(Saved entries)
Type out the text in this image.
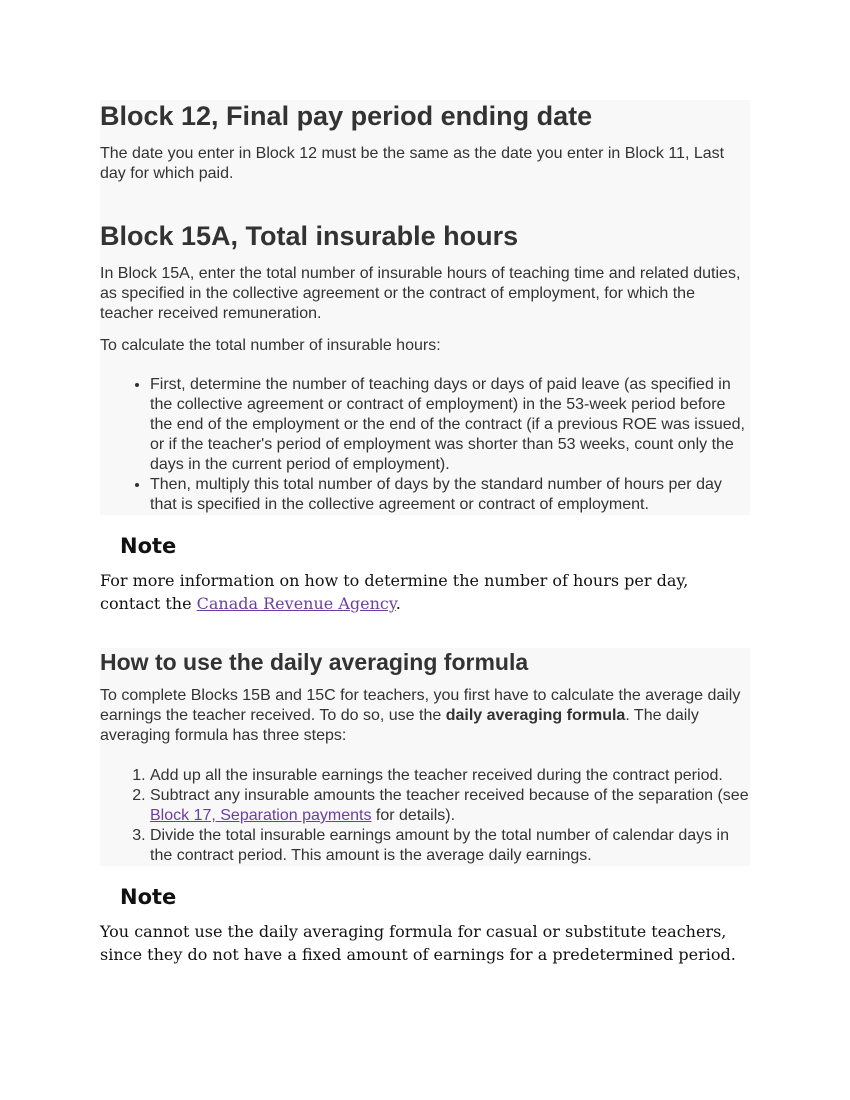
Block 12, Final pay period ending date

The date you enter in Block 12 must be the same as the date you enter in Block 11, Last day for which paid.

Block 15A, Total insurable hours

In Block 15A, enter the total number of insurable hours of teaching time and related duties, as specified in the collective agreement or the contract of employment, for which the teacher received remuneration.

To calculate the total number of insurable hours:

• First, determine the number of teaching days or days of paid leave (as specified in the collective agreement or contract of employment) in the 53-week period before the end of the employment or the end of the contract (if a previous ROE was issued, or if the teacher's period of employment was shorter than 53 weeks, count only the days in the current period of employment).
• Then, multiply this total number of days by the standard number of hours per day that is specified in the collective agreement or contract of employment.
Note

For more information on how to determine the number of hours per day, contact the Canada Revenue Agency.

How to use the daily averaging formula

To complete Blocks 15B and 15C for teachers, you first have to calculate the average daily earnings the teacher received. To do so, use the daily averaging formula. The daily averaging formula has three steps:

1. Add up all the insurable earnings the teacher received during the contract period.
2. Subtract any insurable amounts the teacher received because of the separation (see Block 17, Separation payments for details).
3. Divide the total insurable earnings amount by the total number of calendar days in the contract period. This amount is the average daily earnings.
Note

You cannot use the daily averaging formula for casual or substitute teachers, since they do not have a fixed amount of earnings for a predetermined period.
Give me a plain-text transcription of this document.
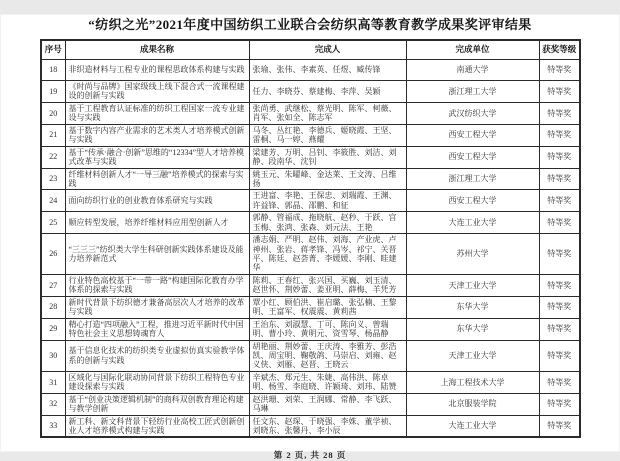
“纺织之光”2021年度中国纺织工业联合会纺织高等教育教学成果奖评审结果
序号	成果名称	完成人	完成单位	获奖等级
18	非织造材料与工程专业的课程思政体系构建与实践	张瑜、张伟、李素英、任煜、臧传锋	南通大学	特等奖
19	《时尚与品牌》国家级线上线下混合式一流课程建设的创新与实践	任力、李晓芬、蔡建梅、李萍、吴颖	浙江理工大学	特等奖
20	基于工程教育认证标准的纺织工程国家一流专业建设与实践	张尚勇、武继松、蔡光明、陈军、柯薇、肖军、张如全、陈志军	武汉纺织大学	特等奖
21	基于数字内容产业需求的艺术类人才培养模式创新与实践	马冬、丛红艳、李德兵、姬晓霞、王坚、雷桐、马一婷、燕耀	西安工程大学	特等奖
22	基于“传承·融合·创新”思维的“12334”型人才培养模式改革与实践	梁建芳、万明、吕钊、李筱胜、刘洁、刘静、段南华、沈钊	西安工程大学	特等奖
23	纤维材料创新人才“一导三融”培养模式的探索与实践	姚玉元、朱曜峰、金达莱、王文涛、吕维扬	浙江理工大学	特等奖
24	面向纺织行业的创业教育体系研究与实践	王进富、李艳、王保忠、刘瑞霞、王渊、许益锋、郭晶、邵鹏、和征	西安工程大学	特等奖
25	顺应转型发展，培养纤维材料应用型创新人才	郭静、管福成、拖晓航、赵秒、于跃、宫玉梅、张鸿、张森、刘元法、王艳	大连工业大学	特等奖
26	“三三三”纺织类大学生科研创新实践体系建设及能力培养新范式	潘志娟、严明、赵伟、刘海、产业虎、卢神州、张岩、蒋孝锋、冯岑、祁宁、关晋平、陈廷、赵荟菁、李媛媛、李刚、眭建华	苏州大学	特等奖
27	行业特色高校基于“一带一路”构建国际化教育办学体系的探索与实践	陈莉、王春红、张兴国、买巍、刘玉清、赵世怀、荆妙蕾、姜亚明、薛梅、羊凭芳	天津工业大学	特等奖
28	新时代背景下纺织德才兼备高层次人才培养的改革与实践	覃小红、顾伯洪、崔启璐、张弘楠、王黎明、王富军、权震震、黄莉茜	东华大学	特等奖
29	精心打造“四项融入”工程，推进习近平新时代中国特色社会主义思想铸魂育人	王治东、刘淑慧、丁可、陈向义、曾瑞明、曹小玲、黄明元、资雪琴、杨晶静	东华大学	特等奖
30	基于信息化技术的纺织类专业虚拟仿真实验教学体系的创新与实践	胡艳丽、荆妙蕾、王庆涛、李雅芳、彭浩凯、周宝明、鞠敬鸽、马崇启、刘雍、赵义侠、刘雁、赵晋、王晓云	天津工业大学	特等奖
31	区域化与国际化联动协同背景下纺织工程特色专业建设探索与实践	辛斌杰、郑元生、朱婕、高伟洪、陈卓明、杨雪、李庭晓、许颖琦、刘玮、陆赞	上海工程技术大学	特等奖
32	基于“创业决策逻辑机制”的商科双创教育理论构建与教学创新	赵洪珊、刘荣、王润娜、常静、李飞跃、马琳	北京服装学院	特等奖
33	新工科、新文科背景下轻纺行业高校工匠式创新创业人才培养模式构建与实践	任文东、赵琛、于晓强、李姝、董学祯、刘晓东、张馨丹、李小辰	大连工业大学	特等奖
第 2 页, 共 28 页
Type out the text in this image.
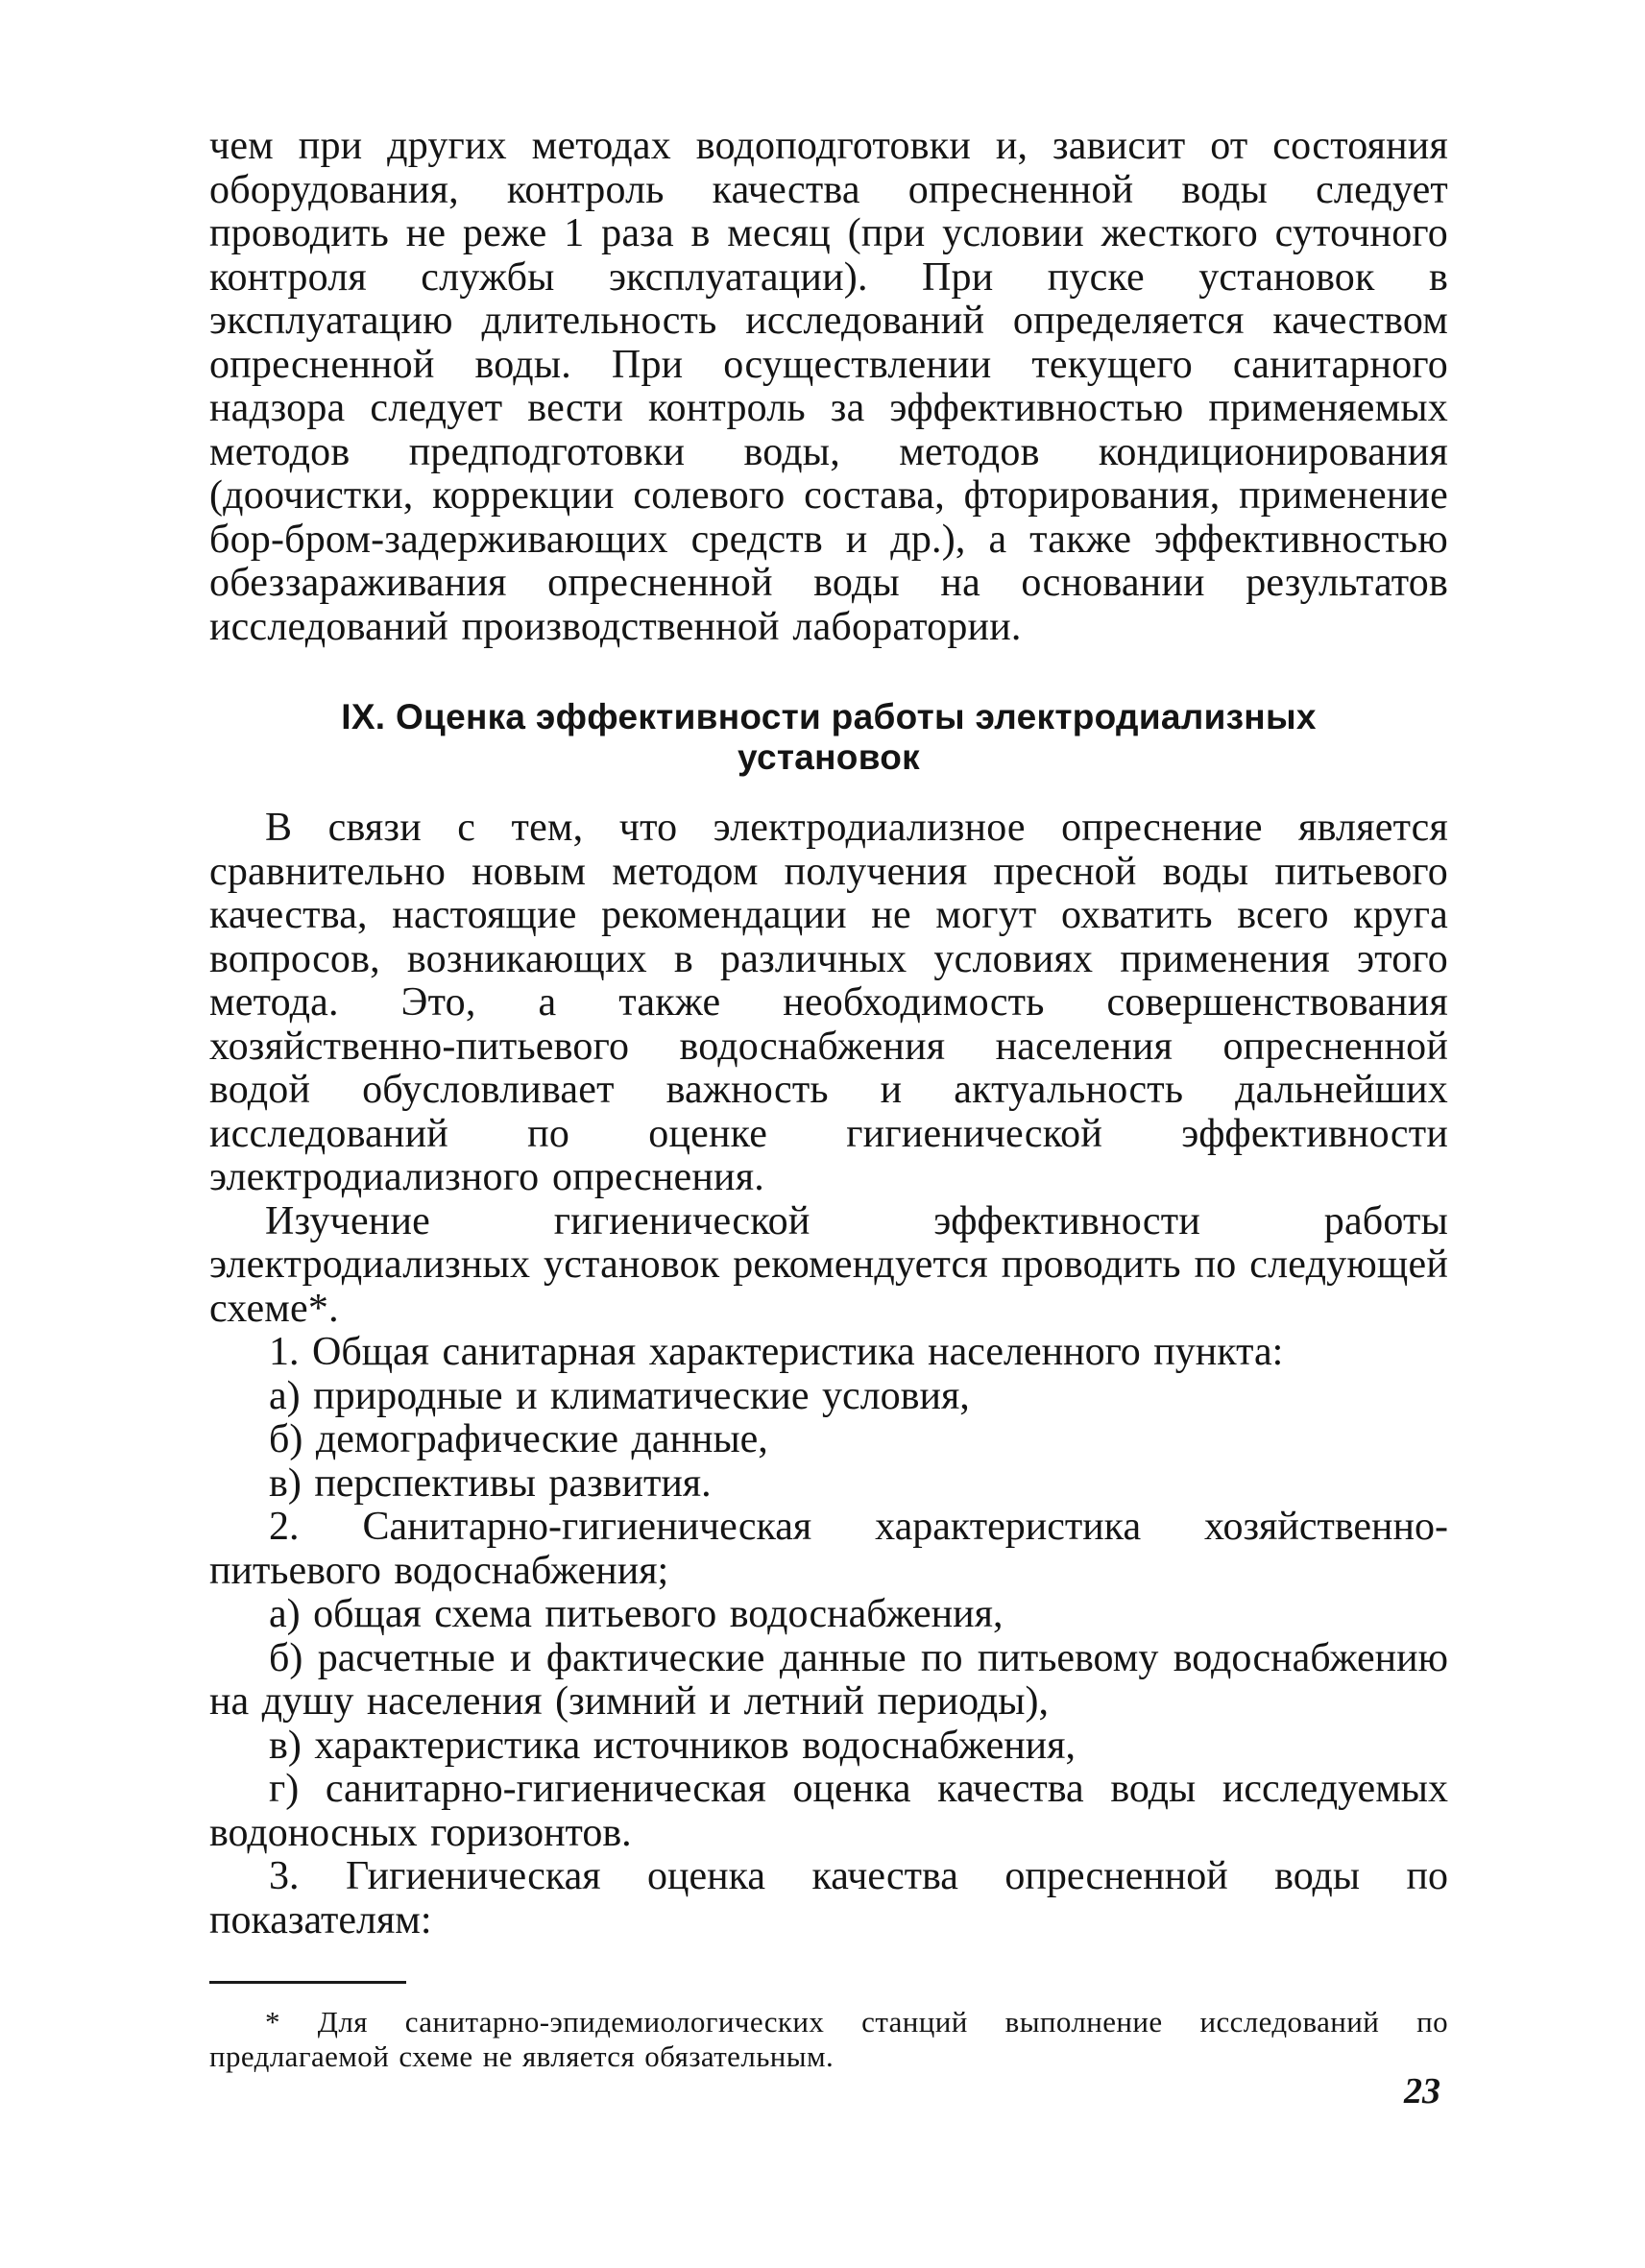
чем при других методах водоподготовки и, зависит от состояния оборудования, контроль качества опресненной воды следует проводить не реже 1 раза в месяц (при условии жесткого суточного контроля службы эксплуатации). При пуске установок в эксплуатацию длительность исследований определяется качеством опресненной воды. При осуществлении текущего санитарного надзора следует вести контроль за эффективностью применяемых методов предподготовки воды, методов кондиционирования (доочистки, коррекции солевого состава, фторирования, применение бор-бром-задерживающих средств и др.), а также эффективностью обеззараживания опресненной воды на основании результатов исследований производственной лаборатории.

IX. Оценка эффективности работы электродиализных
установок

В связи с тем, что электродиализное опреснение является сравнительно новым методом получения пресной воды питьевого качества, настоящие рекомендации не могут охватить всего круга вопросов, возникающих в различных условиях применения этого метода. Это, а также необходимость совершенствования хозяйственно-питьевого водоснабжения населения опресненной водой обусловливает важность и актуальность дальнейших исследований по оценке гигиенической эффективности электродиализного опреснения.

Изучение гигиенической эффективности работы электродиализных установок рекомендуется проводить по следующей схеме*.

1. Общая санитарная характеристика населенного пункта:

а) природные и климатические условия,

б) демографические данные,

в) перспективы развития.

2. Санитарно-гигиеническая характеристика хозяйственно-питьевого водоснабжения;

а) общая схема питьевого водоснабжения,

б) расчетные и фактические данные по питьевому водоснабжению на душу населения (зимний и летний периоды),

в) характеристика источников водоснабжения,

г) санитарно-гигиеническая оценка качества воды исследуемых водоносных горизонтов.

3. Гигиеническая оценка качества опресненной воды по показателям:

* Для санитарно-эпидемиологических станций выполнение исследований по предлагаемой схеме не является обязательным.

23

Problem statement: In the lines above, find each one with "浙江理工大学" and list it.

Answer for the task:
19	《时尚与品牌》国家级线上线下混合式一流课程建设的创新与实践	任力、李晓芬、蔡建梅、李萍、吴颖	浙江理工大学	特等奖
23	纤维材料创新人才“一导三融”培养模式的探索与实践	姚玉元、朱曜峰、金达莱、王文涛、吕维扬	浙江理工大学	特等奖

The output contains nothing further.